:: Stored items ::
++++++++

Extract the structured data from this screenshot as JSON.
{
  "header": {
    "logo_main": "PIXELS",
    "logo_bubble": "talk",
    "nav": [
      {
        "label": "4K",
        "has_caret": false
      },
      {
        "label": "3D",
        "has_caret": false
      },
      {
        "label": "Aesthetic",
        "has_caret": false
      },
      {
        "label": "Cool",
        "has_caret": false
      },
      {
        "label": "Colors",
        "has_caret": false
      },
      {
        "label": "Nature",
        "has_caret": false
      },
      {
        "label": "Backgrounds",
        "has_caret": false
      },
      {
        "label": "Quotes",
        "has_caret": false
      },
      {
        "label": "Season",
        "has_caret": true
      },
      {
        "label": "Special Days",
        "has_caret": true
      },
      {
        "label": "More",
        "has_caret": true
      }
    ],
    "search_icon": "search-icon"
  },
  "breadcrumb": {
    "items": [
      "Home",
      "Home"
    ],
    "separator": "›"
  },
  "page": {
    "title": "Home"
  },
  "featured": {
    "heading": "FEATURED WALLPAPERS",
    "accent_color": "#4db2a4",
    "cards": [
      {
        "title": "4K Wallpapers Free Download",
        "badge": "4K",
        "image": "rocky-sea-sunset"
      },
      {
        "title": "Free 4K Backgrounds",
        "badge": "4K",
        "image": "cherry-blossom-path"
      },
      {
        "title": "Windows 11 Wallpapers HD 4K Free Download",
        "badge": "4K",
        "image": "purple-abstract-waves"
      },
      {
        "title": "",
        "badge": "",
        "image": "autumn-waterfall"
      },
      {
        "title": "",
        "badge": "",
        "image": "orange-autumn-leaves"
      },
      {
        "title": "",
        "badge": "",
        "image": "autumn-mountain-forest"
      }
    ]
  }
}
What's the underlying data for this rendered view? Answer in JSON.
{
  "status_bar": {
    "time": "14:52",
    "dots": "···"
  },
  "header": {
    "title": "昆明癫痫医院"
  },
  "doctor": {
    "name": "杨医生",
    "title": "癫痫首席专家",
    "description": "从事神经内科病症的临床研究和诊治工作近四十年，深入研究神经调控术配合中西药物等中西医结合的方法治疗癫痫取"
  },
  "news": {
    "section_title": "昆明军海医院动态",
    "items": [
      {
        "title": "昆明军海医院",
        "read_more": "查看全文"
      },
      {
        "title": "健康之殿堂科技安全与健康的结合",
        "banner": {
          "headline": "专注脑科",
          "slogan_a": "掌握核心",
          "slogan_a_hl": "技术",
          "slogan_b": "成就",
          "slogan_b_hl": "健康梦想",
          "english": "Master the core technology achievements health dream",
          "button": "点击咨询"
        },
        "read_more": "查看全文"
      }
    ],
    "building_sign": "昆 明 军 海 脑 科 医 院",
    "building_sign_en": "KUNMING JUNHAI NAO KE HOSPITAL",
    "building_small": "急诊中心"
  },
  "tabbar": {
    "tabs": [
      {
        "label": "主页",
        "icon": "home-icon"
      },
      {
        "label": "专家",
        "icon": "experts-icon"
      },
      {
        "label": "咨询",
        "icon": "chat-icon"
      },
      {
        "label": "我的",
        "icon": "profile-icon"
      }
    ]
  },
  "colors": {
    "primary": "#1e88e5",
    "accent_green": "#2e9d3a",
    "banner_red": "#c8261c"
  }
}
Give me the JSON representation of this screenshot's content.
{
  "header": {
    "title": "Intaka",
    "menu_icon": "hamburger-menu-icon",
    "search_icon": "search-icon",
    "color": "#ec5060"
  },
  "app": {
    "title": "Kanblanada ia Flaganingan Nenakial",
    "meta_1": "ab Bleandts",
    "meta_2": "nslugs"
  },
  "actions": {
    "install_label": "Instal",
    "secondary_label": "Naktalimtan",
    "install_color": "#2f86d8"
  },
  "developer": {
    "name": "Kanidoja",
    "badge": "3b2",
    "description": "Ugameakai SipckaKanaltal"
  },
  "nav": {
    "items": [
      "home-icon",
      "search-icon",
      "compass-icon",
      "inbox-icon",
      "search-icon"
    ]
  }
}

++++++++

:: Work to do ::
Transcribe each record exactly. Leave nothing out.

:: Complete output ::
Extract the structured data from this screenshot as JSON.
{
  "header": {
    "logo_main": "PIXELS",
    "logo_bubble": "talk",
    "nav": [
      {
        "label": "4K",
        "has_caret": false
      },
      {
        "label": "3D",
        "has_caret": false
      },
      {
        "label": "Aesthetic",
        "has_caret": false
      },
      {
        "label": "Cool",
        "has_caret": false
      },
      {
        "label": "Colors",
        "has_caret": false
      },
      {
        "label": "Nature",
        "has_caret": false
      },
      {
        "label": "Backgrounds",
        "has_caret": false
      },
      {
        "label": "Quotes",
        "has_caret": false
      },
      {
        "label": "Season",
        "has_caret": true
      },
      {
        "label": "Special Days",
        "has_caret": true
      },
      {
        "label": "More",
        "has_caret": true
      }
    ],
    "search_icon": "search-icon"
  },
  "breadcrumb": {
    "items": [
      "Home",
      "Home"
    ],
    "separator": "›"
  },
  "page": {
    "title": "Home"
  },
  "featured": {
    "heading": "FEATURED WALLPAPERS",
    "accent_color": "#4db2a4",
    "cards": [
      {
        "title": "4K Wallpapers Free Download",
        "badge": "4K",
        "image": "rocky-sea-sunset"
      },
      {
        "title": "Free 4K Backgrounds",
        "badge": "4K",
        "image": "cherry-blossom-path"
      },
      {
        "title": "Windows 11 Wallpapers HD 4K Free Download",
        "badge": "4K",
        "image": "purple-abstract-waves"
      },
      {
        "title": "",
        "badge": "",
        "image": "autumn-waterfall"
      },
      {
        "title": "",
        "badge": "",
        "image": "orange-autumn-leaves"
      },
      {
        "title": "",
        "badge": "",
        "image": "autumn-mountain-forest"
      }
    ]
  }
}
What's the underlying data for this rendered view? Answer in JSON.
{
  "status_bar": {
    "time": "14:52",
    "dots": "···"
  },
  "header": {
    "title": "昆明癫痫医院"
  },
  "doctor": {
    "name": "杨医生",
    "title": "癫痫首席专家",
    "description": "从事神经内科病症的临床研究和诊治工作近四十年，深入研究神经调控术配合中西药物等中西医结合的方法治疗癫痫取"
  },
  "news": {
    "section_title": "昆明军海医院动态",
    "items": [
      {
        "title": "昆明军海医院",
        "read_more": "查看全文"
      },
      {
        "title": "健康之殿堂科技安全与健康的结合",
        "banner": {
          "headline": "专注脑科",
          "slogan_a": "掌握核心",
          "slogan_a_hl": "技术",
          "slogan_b": "成就",
          "slogan_b_hl": "健康梦想",
          "english": "Master the core technology achievements health dream",
          "button": "点击咨询"
        },
        "read_more": "查看全文"
      }
    ],
    "building_sign": "昆 明 军 海 脑 科 医 院",
    "building_sign_en": "KUNMING JUNHAI NAO KE HOSPITAL",
    "building_small": "急诊中心"
  },
  "tabbar": {
    "tabs": [
      {
        "label": "主页",
        "icon": "home-icon"
      },
      {
        "label": "专家",
        "icon": "experts-icon"
      },
      {
        "label": "咨询",
        "icon": "chat-icon"
      },
      {
        "label": "我的",
        "icon": "profile-icon"
      }
    ]
  },
  "colors": {
    "primary": "#1e88e5",
    "accent_green": "#2e9d3a",
    "banner_red": "#c8261c"
  }
}
Give me the JSON representation of this screenshot's content.
{
  "header": {
    "title": "Intaka",
    "menu_icon": "hamburger-menu-icon",
    "search_icon": "search-icon",
    "color": "#ec5060"
  },
  "app": {
    "title": "Kanblanada ia Flaganingan Nenakial",
    "meta_1": "ab Bleandts",
    "meta_2": "nslugs"
  },
  "actions": {
    "install_label": "Instal",
    "secondary_label": "Naktalimtan",
    "install_color": "#2f86d8"
  },
  "developer": {
    "name": "Kanidoja",
    "badge": "3b2",
    "description": "Ugameakai SipckaKanaltal"
  },
  "nav": {
    "items": [
      "home-icon",
      "search-icon",
      "compass-icon",
      "inbox-icon",
      "search-icon"
    ]
  }
}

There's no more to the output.